● Objective: Every line that holds the string "Sarah" is to be identified and copied.

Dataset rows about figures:

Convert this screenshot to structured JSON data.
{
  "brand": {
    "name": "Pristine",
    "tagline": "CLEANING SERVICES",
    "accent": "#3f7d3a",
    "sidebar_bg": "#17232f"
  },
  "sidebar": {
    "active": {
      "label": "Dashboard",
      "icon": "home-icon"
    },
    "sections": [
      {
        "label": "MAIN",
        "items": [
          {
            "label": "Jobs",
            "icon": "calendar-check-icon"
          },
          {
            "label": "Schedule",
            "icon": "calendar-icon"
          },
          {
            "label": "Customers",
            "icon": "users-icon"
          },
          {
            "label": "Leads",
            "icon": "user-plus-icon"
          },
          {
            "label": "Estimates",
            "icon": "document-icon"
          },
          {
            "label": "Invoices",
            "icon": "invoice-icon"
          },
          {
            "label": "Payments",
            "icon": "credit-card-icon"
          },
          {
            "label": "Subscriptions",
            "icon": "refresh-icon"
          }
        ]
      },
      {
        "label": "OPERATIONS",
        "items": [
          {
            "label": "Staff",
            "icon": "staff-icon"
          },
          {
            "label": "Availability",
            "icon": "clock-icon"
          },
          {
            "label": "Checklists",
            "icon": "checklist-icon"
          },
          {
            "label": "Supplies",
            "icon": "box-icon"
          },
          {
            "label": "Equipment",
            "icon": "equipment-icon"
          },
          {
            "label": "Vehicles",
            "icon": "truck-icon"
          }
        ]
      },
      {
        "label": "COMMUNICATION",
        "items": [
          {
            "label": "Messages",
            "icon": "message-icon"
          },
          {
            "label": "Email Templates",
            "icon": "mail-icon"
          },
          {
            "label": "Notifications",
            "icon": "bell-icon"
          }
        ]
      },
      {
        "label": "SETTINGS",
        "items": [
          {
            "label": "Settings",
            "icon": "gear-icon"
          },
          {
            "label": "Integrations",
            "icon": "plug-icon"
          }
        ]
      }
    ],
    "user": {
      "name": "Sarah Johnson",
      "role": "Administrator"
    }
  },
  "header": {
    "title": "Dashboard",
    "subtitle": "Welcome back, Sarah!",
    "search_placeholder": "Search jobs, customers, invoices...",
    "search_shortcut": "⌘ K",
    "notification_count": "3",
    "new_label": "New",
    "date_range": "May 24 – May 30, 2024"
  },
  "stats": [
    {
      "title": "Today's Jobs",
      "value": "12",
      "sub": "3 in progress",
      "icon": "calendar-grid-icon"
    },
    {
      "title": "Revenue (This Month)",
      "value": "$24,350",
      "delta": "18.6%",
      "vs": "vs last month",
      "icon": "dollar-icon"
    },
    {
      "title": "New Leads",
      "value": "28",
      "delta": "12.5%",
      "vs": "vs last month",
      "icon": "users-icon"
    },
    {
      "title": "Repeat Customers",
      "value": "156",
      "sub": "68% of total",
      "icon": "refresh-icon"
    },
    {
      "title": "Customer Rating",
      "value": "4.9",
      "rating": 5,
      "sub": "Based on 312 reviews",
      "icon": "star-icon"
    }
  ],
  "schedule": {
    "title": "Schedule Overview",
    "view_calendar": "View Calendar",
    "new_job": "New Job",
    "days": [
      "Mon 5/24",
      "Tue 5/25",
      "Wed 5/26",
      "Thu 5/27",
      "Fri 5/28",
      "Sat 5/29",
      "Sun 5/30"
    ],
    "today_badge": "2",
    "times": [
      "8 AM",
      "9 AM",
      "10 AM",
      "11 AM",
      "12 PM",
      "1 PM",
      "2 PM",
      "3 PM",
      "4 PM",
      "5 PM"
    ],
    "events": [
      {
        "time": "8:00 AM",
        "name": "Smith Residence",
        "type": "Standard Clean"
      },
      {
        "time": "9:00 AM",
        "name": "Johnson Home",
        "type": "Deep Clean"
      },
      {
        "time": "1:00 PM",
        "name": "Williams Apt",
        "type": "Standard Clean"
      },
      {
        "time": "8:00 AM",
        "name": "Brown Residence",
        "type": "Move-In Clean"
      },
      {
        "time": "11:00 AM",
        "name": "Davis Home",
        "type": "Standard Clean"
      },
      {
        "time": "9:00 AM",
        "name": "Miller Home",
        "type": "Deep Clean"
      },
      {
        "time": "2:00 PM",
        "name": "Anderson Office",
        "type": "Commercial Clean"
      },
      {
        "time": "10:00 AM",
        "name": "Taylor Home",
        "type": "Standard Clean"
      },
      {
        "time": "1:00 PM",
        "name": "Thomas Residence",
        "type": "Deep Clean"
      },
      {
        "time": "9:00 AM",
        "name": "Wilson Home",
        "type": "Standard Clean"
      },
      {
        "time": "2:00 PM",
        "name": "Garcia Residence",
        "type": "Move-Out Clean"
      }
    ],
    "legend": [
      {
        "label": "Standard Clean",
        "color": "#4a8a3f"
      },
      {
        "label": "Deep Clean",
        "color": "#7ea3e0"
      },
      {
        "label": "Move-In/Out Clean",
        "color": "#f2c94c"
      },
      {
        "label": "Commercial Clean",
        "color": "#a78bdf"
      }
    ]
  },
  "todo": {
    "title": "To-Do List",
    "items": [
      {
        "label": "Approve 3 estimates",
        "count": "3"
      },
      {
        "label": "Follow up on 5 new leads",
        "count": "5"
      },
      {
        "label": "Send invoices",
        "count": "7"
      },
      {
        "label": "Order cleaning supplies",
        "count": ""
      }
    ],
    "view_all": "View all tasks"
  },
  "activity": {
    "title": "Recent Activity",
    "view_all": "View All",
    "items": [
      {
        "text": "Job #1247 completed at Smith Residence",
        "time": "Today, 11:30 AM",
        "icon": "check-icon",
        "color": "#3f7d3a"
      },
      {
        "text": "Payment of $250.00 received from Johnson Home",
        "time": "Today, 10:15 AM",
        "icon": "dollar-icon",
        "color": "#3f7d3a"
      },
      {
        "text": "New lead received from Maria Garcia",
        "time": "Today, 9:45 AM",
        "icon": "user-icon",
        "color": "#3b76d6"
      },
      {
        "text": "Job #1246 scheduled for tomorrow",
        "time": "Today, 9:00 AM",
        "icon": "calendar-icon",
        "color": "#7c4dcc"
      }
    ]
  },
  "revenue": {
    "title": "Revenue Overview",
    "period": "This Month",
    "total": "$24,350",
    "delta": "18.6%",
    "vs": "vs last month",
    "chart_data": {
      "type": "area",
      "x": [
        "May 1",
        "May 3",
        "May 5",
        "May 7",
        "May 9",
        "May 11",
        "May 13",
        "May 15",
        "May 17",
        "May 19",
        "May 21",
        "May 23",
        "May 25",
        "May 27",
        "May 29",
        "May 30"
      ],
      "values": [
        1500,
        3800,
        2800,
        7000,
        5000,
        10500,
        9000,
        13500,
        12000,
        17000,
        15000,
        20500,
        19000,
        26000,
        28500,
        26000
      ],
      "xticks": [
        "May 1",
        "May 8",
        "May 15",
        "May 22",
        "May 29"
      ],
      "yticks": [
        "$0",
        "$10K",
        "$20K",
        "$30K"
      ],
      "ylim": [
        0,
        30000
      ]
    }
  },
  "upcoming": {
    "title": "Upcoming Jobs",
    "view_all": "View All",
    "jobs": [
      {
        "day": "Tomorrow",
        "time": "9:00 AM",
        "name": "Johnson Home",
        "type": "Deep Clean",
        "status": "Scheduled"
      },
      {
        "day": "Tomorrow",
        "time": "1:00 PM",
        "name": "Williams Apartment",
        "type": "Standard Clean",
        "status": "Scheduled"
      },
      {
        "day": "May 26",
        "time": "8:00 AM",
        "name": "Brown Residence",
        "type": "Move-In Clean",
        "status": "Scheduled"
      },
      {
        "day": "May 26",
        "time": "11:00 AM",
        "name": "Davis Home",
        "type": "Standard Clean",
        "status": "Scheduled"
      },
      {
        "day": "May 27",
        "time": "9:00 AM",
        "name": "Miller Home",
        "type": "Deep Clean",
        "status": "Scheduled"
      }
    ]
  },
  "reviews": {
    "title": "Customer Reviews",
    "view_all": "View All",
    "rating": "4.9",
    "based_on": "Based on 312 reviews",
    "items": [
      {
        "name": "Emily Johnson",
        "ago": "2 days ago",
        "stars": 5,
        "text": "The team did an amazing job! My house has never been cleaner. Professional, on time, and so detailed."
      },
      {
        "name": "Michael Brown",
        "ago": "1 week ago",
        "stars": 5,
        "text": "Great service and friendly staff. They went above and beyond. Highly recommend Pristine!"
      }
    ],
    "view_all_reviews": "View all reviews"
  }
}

● Task result:
      "name": "Sarah Johnson",
    "subtitle": "Welcome back, Sarah!",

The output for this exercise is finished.